┌──

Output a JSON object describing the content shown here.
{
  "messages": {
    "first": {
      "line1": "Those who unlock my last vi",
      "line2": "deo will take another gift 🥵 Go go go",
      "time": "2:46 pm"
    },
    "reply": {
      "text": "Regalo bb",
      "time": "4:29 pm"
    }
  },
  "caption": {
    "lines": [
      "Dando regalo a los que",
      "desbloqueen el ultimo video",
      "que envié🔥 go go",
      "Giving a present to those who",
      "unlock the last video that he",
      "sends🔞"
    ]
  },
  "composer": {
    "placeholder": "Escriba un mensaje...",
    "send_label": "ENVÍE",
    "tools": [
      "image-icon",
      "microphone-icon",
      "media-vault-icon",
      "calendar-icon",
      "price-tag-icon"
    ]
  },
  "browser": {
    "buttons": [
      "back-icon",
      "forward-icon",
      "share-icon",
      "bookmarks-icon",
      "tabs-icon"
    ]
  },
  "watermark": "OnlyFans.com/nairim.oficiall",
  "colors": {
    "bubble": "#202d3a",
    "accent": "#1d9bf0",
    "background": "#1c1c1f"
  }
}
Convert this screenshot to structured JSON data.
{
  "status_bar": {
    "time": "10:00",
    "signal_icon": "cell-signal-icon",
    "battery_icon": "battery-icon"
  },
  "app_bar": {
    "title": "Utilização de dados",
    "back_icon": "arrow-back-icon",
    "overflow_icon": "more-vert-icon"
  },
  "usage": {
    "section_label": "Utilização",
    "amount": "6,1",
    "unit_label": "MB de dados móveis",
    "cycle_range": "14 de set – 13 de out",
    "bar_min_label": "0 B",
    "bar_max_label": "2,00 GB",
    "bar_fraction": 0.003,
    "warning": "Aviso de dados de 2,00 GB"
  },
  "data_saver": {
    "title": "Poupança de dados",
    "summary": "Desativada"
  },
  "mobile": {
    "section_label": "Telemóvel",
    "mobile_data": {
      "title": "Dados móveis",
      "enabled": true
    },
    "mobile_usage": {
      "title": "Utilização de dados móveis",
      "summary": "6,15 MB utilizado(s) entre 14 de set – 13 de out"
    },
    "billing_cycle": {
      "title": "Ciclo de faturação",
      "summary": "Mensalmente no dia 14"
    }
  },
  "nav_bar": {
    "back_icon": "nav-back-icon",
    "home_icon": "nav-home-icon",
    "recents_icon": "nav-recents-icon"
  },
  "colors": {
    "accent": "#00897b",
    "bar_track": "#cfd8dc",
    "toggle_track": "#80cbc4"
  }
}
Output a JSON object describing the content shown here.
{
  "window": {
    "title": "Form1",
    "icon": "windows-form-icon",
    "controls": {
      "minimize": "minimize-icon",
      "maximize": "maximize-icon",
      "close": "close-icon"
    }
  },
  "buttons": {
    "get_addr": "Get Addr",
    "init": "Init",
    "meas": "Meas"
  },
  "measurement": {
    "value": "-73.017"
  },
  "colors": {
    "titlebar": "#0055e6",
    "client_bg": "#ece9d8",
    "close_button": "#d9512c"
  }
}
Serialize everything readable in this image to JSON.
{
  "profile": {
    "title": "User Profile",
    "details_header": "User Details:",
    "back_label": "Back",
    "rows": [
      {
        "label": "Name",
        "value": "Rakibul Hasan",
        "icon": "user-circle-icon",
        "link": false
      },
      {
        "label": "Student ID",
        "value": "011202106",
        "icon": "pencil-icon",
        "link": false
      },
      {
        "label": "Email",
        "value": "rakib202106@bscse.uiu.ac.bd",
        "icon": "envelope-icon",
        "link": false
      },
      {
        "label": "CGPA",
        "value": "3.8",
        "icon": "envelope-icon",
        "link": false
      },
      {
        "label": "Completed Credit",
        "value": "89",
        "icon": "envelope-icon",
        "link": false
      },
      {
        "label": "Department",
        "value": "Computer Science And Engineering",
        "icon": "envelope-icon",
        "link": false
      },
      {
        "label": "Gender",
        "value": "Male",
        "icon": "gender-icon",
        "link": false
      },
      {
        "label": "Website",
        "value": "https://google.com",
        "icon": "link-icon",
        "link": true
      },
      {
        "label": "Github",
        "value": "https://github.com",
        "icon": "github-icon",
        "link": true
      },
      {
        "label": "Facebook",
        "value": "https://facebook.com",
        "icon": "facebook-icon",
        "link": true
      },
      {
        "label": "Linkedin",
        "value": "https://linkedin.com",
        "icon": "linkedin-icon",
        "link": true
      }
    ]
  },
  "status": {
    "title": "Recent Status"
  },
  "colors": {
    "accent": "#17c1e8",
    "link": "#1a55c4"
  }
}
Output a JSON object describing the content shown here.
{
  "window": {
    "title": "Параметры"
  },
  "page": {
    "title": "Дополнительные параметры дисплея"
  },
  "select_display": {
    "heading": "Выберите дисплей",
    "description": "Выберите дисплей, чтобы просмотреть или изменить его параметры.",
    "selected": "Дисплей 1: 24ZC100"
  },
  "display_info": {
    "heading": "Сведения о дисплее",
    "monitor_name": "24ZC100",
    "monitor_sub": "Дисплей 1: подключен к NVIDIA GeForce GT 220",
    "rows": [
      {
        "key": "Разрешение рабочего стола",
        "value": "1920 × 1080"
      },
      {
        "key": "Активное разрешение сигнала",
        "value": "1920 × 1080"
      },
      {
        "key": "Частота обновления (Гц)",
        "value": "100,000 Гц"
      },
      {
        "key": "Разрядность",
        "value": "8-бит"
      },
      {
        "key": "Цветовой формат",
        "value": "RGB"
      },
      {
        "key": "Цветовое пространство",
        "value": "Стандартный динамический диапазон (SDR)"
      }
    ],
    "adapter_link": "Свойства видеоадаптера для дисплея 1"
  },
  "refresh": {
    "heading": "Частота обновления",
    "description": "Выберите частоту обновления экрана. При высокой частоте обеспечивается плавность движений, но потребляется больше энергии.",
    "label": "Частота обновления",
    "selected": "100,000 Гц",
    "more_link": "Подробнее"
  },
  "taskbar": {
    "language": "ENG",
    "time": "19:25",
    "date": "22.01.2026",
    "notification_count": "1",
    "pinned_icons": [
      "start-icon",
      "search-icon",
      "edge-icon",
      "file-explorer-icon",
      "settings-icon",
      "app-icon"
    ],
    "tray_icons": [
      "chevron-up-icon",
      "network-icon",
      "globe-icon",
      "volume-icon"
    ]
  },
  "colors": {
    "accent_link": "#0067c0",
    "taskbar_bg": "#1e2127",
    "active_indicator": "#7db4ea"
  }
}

└──

- [What you will do]: Go through the listing above and restate it word for word.

- [Correct result]:
Output a JSON object describing the content shown here.
{
  "messages": {
    "first": {
      "line1": "Those who unlock my last vi",
      "line2": "deo will take another gift 🥵 Go go go",
      "time": "2:46 pm"
    },
    "reply": {
      "text": "Regalo bb",
      "time": "4:29 pm"
    }
  },
  "caption": {
    "lines": [
      "Dando regalo a los que",
      "desbloqueen el ultimo video",
      "que envié🔥 go go",
      "Giving a present to those who",
      "unlock the last video that he",
      "sends🔞"
    ]
  },
  "composer": {
    "placeholder": "Escriba un mensaje...",
    "send_label": "ENVÍE",
    "tools": [
      "image-icon",
      "microphone-icon",
      "media-vault-icon",
      "calendar-icon",
      "price-tag-icon"
    ]
  },
  "browser": {
    "buttons": [
      "back-icon",
      "forward-icon",
      "share-icon",
      "bookmarks-icon",
      "tabs-icon"
    ]
  },
  "watermark": "OnlyFans.com/nairim.oficiall",
  "colors": {
    "bubble": "#202d3a",
    "accent": "#1d9bf0",
    "background": "#1c1c1f"
  }
}
Convert this screenshot to structured JSON data.
{
  "status_bar": {
    "time": "10:00",
    "signal_icon": "cell-signal-icon",
    "battery_icon": "battery-icon"
  },
  "app_bar": {
    "title": "Utilização de dados",
    "back_icon": "arrow-back-icon",
    "overflow_icon": "more-vert-icon"
  },
  "usage": {
    "section_label": "Utilização",
    "amount": "6,1",
    "unit_label": "MB de dados móveis",
    "cycle_range": "14 de set – 13 de out",
    "bar_min_label": "0 B",
    "bar_max_label": "2,00 GB",
    "bar_fraction": 0.003,
    "warning": "Aviso de dados de 2,00 GB"
  },
  "data_saver": {
    "title": "Poupança de dados",
    "summary": "Desativada"
  },
  "mobile": {
    "section_label": "Telemóvel",
    "mobile_data": {
      "title": "Dados móveis",
      "enabled": true
    },
    "mobile_usage": {
      "title": "Utilização de dados móveis",
      "summary": "6,15 MB utilizado(s) entre 14 de set – 13 de out"
    },
    "billing_cycle": {
      "title": "Ciclo de faturação",
      "summary": "Mensalmente no dia 14"
    }
  },
  "nav_bar": {
    "back_icon": "nav-back-icon",
    "home_icon": "nav-home-icon",
    "recents_icon": "nav-recents-icon"
  },
  "colors": {
    "accent": "#00897b",
    "bar_track": "#cfd8dc",
    "toggle_track": "#80cbc4"
  }
}
Output a JSON object describing the content shown here.
{
  "window": {
    "title": "Form1",
    "icon": "windows-form-icon",
    "controls": {
      "minimize": "minimize-icon",
      "maximize": "maximize-icon",
      "close": "close-icon"
    }
  },
  "buttons": {
    "get_addr": "Get Addr",
    "init": "Init",
    "meas": "Meas"
  },
  "measurement": {
    "value": "-73.017"
  },
  "colors": {
    "titlebar": "#0055e6",
    "client_bg": "#ece9d8",
    "close_button": "#d9512c"
  }
}
Serialize everything readable in this image to JSON.
{
  "profile": {
    "title": "User Profile",
    "details_header": "User Details:",
    "back_label": "Back",
    "rows": [
      {
        "label": "Name",
        "value": "Rakibul Hasan",
        "icon": "user-circle-icon",
        "link": false
      },
      {
        "label": "Student ID",
        "value": "011202106",
        "icon": "pencil-icon",
        "link": false
      },
      {
        "label": "Email",
        "value": "rakib202106@bscse.uiu.ac.bd",
        "icon": "envelope-icon",
        "link": false
      },
      {
        "label": "CGPA",
        "value": "3.8",
        "icon": "envelope-icon",
        "link": false
      },
      {
        "label": "Completed Credit",
        "value": "89",
        "icon": "envelope-icon",
        "link": false
      },
      {
        "label": "Department",
        "value": "Computer Science And Engineering",
        "icon": "envelope-icon",
        "link": false
      },
      {
        "label": "Gender",
        "value": "Male",
        "icon": "gender-icon",
        "link": false
      },
      {
        "label": "Website",
        "value": "https://google.com",
        "icon": "link-icon",
        "link": true
      },
      {
        "label": "Github",
        "value": "https://github.com",
        "icon": "github-icon",
        "link": true
      },
      {
        "label": "Facebook",
        "value": "https://facebook.com",
        "icon": "facebook-icon",
        "link": true
      },
      {
        "label": "Linkedin",
        "value": "https://linkedin.com",
        "icon": "linkedin-icon",
        "link": true
      }
    ]
  },
  "status": {
    "title": "Recent Status"
  },
  "colors": {
    "accent": "#17c1e8",
    "link": "#1a55c4"
  }
}
Output a JSON object describing the content shown here.
{
  "window": {
    "title": "Параметры"
  },
  "page": {
    "title": "Дополнительные параметры дисплея"
  },
  "select_display": {
    "heading": "Выберите дисплей",
    "description": "Выберите дисплей, чтобы просмотреть или изменить его параметры.",
    "selected": "Дисплей 1: 24ZC100"
  },
  "display_info": {
    "heading": "Сведения о дисплее",
    "monitor_name": "24ZC100",
    "monitor_sub": "Дисплей 1: подключен к NVIDIA GeForce GT 220",
    "rows": [
      {
        "key": "Разрешение рабочего стола",
        "value": "1920 × 1080"
      },
      {
        "key": "Активное разрешение сигнала",
        "value": "1920 × 1080"
      },
      {
        "key": "Частота обновления (Гц)",
        "value": "100,000 Гц"
      },
      {
        "key": "Разрядность",
        "value": "8-бит"
      },
      {
        "key": "Цветовой формат",
        "value": "RGB"
      },
      {
        "key": "Цветовое пространство",
        "value": "Стандартный динамический диапазон (SDR)"
      }
    ],
    "adapter_link": "Свойства видеоадаптера для дисплея 1"
  },
  "refresh": {
    "heading": "Частота обновления",
    "description": "Выберите частоту обновления экрана. При высокой частоте обеспечивается плавность движений, но потребляется больше энергии.",
    "label": "Частота обновления",
    "selected": "100,000 Гц",
    "more_link": "Подробнее"
  },
  "taskbar": {
    "language": "ENG",
    "time": "19:25",
    "date": "22.01.2026",
    "notification_count": "1",
    "pinned_icons": [
      "start-icon",
      "search-icon",
      "edge-icon",
      "file-explorer-icon",
      "settings-icon",
      "app-icon"
    ],
    "tray_icons": [
      "chevron-up-icon",
      "network-icon",
      "globe-icon",
      "volume-icon"
    ]
  },
  "colors": {
    "accent_link": "#0067c0",
    "taskbar_bg": "#1e2127",
    "active_indicator": "#7db4ea"
  }
}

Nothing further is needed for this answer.